Task details :: Where does the string "vector" appear? Copy every line of the entries below that holds it.

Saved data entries
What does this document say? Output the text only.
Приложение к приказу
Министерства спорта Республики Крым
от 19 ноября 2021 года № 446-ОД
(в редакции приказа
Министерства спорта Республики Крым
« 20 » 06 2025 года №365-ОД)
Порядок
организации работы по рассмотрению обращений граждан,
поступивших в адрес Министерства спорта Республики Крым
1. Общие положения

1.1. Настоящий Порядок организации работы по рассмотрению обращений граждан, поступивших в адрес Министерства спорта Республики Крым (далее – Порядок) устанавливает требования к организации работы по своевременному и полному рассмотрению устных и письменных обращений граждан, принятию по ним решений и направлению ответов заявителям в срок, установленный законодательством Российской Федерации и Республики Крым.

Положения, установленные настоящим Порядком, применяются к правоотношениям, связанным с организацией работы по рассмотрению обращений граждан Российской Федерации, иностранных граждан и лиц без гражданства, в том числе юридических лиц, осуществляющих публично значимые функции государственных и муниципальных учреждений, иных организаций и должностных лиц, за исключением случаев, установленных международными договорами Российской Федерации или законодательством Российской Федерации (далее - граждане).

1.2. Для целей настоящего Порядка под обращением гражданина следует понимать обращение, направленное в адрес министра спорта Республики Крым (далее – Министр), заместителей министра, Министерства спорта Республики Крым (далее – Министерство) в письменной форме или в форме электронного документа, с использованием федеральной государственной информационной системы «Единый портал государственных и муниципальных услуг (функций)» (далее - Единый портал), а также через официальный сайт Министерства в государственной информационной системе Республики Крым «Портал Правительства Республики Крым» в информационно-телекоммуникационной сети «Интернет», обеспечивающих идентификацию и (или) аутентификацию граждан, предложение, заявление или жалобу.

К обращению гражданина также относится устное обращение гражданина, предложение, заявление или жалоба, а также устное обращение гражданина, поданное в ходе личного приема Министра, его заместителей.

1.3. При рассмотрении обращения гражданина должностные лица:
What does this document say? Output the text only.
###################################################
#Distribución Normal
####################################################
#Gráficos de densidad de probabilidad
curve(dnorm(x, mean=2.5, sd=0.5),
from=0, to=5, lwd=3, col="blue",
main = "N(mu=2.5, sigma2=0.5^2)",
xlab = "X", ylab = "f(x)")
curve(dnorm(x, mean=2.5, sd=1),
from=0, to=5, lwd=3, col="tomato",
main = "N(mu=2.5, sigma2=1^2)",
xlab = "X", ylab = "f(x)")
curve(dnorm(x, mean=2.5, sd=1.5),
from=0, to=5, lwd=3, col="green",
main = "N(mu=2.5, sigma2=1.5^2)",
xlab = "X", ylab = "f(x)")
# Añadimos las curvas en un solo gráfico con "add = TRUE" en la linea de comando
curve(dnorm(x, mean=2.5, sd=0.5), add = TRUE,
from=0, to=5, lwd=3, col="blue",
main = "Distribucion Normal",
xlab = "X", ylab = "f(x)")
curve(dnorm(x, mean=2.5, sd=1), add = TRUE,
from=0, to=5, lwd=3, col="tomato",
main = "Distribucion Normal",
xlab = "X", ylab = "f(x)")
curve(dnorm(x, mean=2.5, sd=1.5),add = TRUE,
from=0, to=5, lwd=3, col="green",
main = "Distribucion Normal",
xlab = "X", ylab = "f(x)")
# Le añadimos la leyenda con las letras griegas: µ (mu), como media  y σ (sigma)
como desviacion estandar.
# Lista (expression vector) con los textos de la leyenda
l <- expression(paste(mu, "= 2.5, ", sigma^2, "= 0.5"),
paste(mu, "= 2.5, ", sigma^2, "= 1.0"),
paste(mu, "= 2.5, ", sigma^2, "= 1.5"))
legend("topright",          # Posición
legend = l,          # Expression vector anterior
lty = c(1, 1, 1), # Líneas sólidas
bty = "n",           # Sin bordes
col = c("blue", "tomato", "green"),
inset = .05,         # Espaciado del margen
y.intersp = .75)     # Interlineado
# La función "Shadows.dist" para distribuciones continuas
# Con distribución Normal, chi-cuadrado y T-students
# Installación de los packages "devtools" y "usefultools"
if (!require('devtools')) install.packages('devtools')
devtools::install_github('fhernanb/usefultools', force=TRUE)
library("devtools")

Full answer ::
# Lista (expression vector) con los textos de la leyenda
legend = l,          # Expression vector anterior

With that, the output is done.